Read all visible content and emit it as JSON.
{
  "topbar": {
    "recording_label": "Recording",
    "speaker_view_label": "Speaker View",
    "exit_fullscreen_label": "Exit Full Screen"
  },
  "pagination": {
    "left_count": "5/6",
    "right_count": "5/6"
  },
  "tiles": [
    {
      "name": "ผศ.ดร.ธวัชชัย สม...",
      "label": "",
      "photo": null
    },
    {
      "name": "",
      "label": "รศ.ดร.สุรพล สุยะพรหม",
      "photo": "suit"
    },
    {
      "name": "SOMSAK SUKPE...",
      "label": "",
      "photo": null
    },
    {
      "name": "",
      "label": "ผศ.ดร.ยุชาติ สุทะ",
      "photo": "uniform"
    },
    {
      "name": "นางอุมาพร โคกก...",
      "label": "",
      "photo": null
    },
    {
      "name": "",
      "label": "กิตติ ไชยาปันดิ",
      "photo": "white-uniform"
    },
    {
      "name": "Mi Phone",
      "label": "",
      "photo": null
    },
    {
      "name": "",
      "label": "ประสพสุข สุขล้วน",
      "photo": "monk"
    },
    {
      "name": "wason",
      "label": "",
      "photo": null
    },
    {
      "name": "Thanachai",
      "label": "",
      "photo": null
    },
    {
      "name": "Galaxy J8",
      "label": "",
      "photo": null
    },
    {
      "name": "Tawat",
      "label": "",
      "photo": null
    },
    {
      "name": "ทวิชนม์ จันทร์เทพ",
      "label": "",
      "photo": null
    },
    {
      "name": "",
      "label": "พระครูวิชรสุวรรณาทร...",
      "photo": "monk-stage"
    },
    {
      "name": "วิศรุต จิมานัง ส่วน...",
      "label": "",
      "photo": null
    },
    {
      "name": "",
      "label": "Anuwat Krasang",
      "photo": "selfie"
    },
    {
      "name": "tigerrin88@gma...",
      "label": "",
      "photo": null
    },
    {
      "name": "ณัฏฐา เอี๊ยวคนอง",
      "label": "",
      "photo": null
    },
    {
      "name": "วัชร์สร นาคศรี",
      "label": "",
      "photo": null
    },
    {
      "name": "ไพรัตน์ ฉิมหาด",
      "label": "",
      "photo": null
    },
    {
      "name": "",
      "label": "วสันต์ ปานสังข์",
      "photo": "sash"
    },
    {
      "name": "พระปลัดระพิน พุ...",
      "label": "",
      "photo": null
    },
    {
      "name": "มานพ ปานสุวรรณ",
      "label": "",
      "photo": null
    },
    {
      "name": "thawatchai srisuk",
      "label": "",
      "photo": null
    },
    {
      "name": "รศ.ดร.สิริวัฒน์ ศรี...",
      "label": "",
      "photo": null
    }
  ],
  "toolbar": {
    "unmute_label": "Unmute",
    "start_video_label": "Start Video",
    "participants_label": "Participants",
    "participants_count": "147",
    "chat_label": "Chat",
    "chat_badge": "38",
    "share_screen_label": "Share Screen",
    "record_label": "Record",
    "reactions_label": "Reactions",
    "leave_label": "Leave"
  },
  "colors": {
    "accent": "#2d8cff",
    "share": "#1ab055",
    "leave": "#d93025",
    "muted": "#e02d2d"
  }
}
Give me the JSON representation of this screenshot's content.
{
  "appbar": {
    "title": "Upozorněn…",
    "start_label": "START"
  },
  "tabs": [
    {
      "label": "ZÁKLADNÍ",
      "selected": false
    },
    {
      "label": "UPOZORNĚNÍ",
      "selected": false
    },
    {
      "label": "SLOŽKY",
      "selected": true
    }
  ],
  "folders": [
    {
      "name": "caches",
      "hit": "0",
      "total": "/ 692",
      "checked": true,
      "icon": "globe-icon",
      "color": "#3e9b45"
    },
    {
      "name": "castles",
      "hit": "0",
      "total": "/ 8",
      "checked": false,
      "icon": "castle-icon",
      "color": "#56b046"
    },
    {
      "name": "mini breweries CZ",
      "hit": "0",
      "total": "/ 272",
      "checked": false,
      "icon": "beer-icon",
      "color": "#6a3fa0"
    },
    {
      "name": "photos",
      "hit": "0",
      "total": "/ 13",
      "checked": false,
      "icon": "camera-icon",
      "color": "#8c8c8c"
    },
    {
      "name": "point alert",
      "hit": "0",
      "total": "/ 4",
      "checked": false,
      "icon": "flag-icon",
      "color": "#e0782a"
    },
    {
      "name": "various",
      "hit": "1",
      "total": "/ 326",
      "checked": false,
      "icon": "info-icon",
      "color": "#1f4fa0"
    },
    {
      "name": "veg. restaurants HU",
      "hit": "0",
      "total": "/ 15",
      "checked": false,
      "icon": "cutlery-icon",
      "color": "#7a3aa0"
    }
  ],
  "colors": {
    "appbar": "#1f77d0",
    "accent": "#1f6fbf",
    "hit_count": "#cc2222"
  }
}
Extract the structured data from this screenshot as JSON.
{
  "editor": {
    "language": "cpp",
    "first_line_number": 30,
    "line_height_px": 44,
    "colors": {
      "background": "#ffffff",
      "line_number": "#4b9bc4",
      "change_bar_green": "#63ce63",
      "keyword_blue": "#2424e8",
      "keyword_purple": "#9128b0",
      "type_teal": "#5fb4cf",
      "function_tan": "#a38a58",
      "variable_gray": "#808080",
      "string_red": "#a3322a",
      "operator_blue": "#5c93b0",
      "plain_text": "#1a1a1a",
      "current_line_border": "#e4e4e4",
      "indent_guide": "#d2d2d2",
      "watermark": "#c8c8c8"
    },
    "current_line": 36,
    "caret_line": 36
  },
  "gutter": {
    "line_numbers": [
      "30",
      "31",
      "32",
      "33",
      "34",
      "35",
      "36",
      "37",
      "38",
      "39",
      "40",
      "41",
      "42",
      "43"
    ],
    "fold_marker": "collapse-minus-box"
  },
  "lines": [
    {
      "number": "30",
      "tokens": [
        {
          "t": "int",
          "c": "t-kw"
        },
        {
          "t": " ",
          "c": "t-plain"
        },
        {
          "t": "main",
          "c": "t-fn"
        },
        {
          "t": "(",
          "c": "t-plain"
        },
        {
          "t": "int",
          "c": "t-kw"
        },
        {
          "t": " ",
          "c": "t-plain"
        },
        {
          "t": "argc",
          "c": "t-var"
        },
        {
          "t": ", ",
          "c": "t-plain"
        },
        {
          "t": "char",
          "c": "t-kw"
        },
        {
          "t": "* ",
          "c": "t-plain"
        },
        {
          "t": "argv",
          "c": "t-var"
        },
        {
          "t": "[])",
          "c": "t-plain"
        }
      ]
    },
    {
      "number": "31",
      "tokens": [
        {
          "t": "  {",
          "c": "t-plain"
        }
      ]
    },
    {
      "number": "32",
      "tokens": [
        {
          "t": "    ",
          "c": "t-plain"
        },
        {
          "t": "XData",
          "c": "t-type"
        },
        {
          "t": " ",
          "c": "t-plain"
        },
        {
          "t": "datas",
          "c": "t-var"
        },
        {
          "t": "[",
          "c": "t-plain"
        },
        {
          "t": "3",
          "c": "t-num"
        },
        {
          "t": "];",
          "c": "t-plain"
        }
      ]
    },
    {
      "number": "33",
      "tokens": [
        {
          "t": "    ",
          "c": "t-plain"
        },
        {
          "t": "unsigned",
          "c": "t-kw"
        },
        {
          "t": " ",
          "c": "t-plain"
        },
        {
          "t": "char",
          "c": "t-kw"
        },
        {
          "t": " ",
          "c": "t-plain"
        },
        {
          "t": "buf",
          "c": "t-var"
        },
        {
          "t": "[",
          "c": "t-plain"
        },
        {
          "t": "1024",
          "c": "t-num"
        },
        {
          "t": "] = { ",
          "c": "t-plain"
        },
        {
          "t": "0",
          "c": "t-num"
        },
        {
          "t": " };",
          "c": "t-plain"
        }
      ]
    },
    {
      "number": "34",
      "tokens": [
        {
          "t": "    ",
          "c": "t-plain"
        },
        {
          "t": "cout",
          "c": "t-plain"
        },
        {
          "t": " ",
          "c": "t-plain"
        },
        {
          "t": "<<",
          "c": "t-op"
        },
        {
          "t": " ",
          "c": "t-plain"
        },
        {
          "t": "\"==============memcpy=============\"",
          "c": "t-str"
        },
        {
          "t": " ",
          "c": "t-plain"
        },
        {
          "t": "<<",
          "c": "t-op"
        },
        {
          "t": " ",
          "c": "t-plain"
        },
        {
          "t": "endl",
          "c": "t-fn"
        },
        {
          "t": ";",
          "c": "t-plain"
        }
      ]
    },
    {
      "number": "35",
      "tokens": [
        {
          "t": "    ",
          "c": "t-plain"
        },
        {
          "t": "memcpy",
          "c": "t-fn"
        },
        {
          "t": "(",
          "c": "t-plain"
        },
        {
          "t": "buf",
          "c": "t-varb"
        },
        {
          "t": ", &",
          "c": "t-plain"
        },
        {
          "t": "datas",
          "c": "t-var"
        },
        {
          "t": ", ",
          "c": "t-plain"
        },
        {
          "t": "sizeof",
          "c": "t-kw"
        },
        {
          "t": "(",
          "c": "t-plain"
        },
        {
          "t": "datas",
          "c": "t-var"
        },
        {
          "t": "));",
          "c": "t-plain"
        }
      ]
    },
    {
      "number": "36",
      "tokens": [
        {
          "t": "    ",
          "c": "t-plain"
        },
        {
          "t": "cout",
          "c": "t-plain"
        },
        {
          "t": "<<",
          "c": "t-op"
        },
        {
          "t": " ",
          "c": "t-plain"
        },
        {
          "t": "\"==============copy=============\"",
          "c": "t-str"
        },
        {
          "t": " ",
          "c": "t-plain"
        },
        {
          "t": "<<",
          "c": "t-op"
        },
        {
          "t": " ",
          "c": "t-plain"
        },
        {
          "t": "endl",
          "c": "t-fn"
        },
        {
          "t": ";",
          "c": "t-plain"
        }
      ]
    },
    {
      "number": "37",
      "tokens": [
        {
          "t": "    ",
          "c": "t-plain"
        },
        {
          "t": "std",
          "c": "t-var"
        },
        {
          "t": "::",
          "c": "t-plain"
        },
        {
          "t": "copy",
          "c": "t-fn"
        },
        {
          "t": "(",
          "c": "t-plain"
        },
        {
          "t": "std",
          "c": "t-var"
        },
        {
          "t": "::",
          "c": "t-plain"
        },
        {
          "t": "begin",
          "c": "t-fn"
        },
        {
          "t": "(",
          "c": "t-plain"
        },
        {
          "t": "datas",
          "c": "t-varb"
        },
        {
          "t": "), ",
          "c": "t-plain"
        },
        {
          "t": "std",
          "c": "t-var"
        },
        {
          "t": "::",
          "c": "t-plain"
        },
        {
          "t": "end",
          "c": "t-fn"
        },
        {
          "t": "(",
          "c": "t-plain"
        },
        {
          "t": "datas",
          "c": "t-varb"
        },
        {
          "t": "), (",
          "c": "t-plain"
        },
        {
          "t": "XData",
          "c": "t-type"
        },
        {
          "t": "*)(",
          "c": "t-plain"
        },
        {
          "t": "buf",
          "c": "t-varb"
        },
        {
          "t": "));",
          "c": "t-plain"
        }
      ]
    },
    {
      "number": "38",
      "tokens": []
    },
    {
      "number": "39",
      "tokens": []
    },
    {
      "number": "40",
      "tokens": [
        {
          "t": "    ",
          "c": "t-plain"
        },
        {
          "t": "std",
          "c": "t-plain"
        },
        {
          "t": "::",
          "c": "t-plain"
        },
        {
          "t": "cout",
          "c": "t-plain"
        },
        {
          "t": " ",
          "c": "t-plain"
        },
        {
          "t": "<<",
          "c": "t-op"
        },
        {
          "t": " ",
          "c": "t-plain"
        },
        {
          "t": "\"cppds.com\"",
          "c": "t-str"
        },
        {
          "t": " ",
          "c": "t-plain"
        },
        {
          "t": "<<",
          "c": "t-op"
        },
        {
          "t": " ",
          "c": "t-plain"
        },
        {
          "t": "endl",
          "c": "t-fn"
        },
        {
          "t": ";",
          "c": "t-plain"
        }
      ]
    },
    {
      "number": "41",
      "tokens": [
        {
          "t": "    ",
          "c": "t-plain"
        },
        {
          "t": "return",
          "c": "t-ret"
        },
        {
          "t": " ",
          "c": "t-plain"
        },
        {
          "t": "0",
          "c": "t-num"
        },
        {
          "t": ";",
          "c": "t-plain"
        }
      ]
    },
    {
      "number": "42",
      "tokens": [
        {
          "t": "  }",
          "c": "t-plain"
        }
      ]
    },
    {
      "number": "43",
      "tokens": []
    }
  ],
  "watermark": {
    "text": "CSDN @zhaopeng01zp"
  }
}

########################################

**Given request:** Lines from the records above that hold "total" are the ones to list.

**Response for this exercise:**
      "total": "/ 692",
      "total": "/ 8",
      "total": "/ 272",
      "total": "/ 13",
      "total": "/ 4",
      "total": "/ 326",
      "total": "/ 15",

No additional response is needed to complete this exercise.